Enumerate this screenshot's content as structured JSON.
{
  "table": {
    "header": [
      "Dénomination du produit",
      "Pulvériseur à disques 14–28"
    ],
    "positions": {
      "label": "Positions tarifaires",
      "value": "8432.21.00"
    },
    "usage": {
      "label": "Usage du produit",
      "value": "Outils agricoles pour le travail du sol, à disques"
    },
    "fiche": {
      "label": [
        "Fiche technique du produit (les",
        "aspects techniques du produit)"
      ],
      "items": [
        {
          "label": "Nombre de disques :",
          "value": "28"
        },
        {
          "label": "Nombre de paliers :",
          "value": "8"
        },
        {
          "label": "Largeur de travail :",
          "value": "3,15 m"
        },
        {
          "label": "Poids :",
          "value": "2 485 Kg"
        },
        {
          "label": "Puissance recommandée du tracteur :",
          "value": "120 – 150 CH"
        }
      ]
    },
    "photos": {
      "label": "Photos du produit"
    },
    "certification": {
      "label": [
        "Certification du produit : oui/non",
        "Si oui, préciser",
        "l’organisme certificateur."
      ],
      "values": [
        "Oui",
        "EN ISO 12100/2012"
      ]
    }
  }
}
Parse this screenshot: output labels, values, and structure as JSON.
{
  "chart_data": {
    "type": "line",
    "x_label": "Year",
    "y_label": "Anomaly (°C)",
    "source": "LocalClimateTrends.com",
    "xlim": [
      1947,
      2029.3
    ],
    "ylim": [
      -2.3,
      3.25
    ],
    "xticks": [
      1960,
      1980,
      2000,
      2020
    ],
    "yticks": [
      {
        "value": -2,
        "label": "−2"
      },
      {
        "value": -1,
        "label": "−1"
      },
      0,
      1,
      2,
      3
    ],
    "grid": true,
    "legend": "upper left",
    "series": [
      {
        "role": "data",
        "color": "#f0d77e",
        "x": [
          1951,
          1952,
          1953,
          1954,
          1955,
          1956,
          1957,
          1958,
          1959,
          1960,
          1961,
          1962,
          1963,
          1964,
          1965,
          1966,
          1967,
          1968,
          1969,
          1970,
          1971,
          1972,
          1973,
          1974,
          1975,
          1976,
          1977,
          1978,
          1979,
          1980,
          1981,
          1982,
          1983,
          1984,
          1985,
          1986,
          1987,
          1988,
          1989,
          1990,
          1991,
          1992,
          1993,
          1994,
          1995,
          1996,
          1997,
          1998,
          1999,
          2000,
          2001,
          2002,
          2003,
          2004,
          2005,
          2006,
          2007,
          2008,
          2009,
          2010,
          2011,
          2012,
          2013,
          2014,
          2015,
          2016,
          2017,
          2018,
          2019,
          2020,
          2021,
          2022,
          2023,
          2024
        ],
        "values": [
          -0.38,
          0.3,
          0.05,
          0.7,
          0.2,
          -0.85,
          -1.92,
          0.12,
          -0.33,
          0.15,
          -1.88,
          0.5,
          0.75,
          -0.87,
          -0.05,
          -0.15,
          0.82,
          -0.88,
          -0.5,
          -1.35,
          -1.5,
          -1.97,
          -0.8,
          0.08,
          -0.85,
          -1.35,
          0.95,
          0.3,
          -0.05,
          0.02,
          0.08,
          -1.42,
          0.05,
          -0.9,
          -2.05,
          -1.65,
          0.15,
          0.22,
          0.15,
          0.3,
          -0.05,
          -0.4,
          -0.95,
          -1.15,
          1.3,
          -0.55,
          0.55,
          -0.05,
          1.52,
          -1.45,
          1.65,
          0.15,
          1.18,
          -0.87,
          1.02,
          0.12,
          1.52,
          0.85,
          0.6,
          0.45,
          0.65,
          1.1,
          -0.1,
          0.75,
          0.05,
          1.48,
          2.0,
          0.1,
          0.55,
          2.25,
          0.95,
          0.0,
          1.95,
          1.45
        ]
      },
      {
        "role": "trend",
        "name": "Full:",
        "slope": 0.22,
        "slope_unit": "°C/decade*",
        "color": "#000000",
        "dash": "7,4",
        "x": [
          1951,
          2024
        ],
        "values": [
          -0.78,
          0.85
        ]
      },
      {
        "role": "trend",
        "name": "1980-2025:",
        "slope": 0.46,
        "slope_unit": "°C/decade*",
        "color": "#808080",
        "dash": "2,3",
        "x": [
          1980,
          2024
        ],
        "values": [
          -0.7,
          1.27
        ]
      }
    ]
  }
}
******
* Task requirements *
Quote every line of the data, word for word.

* Complete response *
Enumerate this screenshot's content as structured JSON.
{
  "table": {
    "header": [
      "Dénomination du produit",
      "Pulvériseur à disques 14–28"
    ],
    "positions": {
      "label": "Positions tarifaires",
      "value": "8432.21.00"
    },
    "usage": {
      "label": "Usage du produit",
      "value": "Outils agricoles pour le travail du sol, à disques"
    },
    "fiche": {
      "label": [
        "Fiche technique du produit (les",
        "aspects techniques du produit)"
      ],
      "items": [
        {
          "label": "Nombre de disques :",
          "value": "28"
        },
        {
          "label": "Nombre de paliers :",
          "value": "8"
        },
        {
          "label": "Largeur de travail :",
          "value": "3,15 m"
        },
        {
          "label": "Poids :",
          "value": "2 485 Kg"
        },
        {
          "label": "Puissance recommandée du tracteur :",
          "value": "120 – 150 CH"
        }
      ]
    },
    "photos": {
      "label": "Photos du produit"
    },
    "certification": {
      "label": [
        "Certification du produit : oui/non",
        "Si oui, préciser",
        "l’organisme certificateur."
      ],
      "values": [
        "Oui",
        "EN ISO 12100/2012"
      ]
    }
  }
}
Parse this screenshot: output labels, values, and structure as JSON.
{
  "chart_data": {
    "type": "line",
    "x_label": "Year",
    "y_label": "Anomaly (°C)",
    "source": "LocalClimateTrends.com",
    "xlim": [
      1947,
      2029.3
    ],
    "ylim": [
      -2.3,
      3.25
    ],
    "xticks": [
      1960,
      1980,
      2000,
      2020
    ],
    "yticks": [
      {
        "value": -2,
        "label": "−2"
      },
      {
        "value": -1,
        "label": "−1"
      },
      0,
      1,
      2,
      3
    ],
    "grid": true,
    "legend": "upper left",
    "series": [
      {
        "role": "data",
        "color": "#f0d77e",
        "x": [
          1951,
          1952,
          1953,
          1954,
          1955,
          1956,
          1957,
          1958,
          1959,
          1960,
          1961,
          1962,
          1963,
          1964,
          1965,
          1966,
          1967,
          1968,
          1969,
          1970,
          1971,
          1972,
          1973,
          1974,
          1975,
          1976,
          1977,
          1978,
          1979,
          1980,
          1981,
          1982,
          1983,
          1984,
          1985,
          1986,
          1987,
          1988,
          1989,
          1990,
          1991,
          1992,
          1993,
          1994,
          1995,
          1996,
          1997,
          1998,
          1999,
          2000,
          2001,
          2002,
          2003,
          2004,
          2005,
          2006,
          2007,
          2008,
          2009,
          2010,
          2011,
          2012,
          2013,
          2014,
          2015,
          2016,
          2017,
          2018,
          2019,
          2020,
          2021,
          2022,
          2023,
          2024
        ],
        "values": [
          -0.38,
          0.3,
          0.05,
          0.7,
          0.2,
          -0.85,
          -1.92,
          0.12,
          -0.33,
          0.15,
          -1.88,
          0.5,
          0.75,
          -0.87,
          -0.05,
          -0.15,
          0.82,
          -0.88,
          -0.5,
          -1.35,
          -1.5,
          -1.97,
          -0.8,
          0.08,
          -0.85,
          -1.35,
          0.95,
          0.3,
          -0.05,
          0.02,
          0.08,
          -1.42,
          0.05,
          -0.9,
          -2.05,
          -1.65,
          0.15,
          0.22,
          0.15,
          0.3,
          -0.05,
          -0.4,
          -0.95,
          -1.15,
          1.3,
          -0.55,
          0.55,
          -0.05,
          1.52,
          -1.45,
          1.65,
          0.15,
          1.18,
          -0.87,
          1.02,
          0.12,
          1.52,
          0.85,
          0.6,
          0.45,
          0.65,
          1.1,
          -0.1,
          0.75,
          0.05,
          1.48,
          2.0,
          0.1,
          0.55,
          2.25,
          0.95,
          0.0,
          1.95,
          1.45
        ]
      },
      {
        "role": "trend",
        "name": "Full:",
        "slope": 0.22,
        "slope_unit": "°C/decade*",
        "color": "#000000",
        "dash": "7,4",
        "x": [
          1951,
          2024
        ],
        "values": [
          -0.78,
          0.85
        ]
      },
      {
        "role": "trend",
        "name": "1980-2025:",
        "slope": 0.46,
        "slope_unit": "°C/decade*",
        "color": "#808080",
        "dash": "2,3",
        "x": [
          1980,
          2024
        ],
        "values": [
          -0.7,
          1.27
        ]
      }
    ]
  }
}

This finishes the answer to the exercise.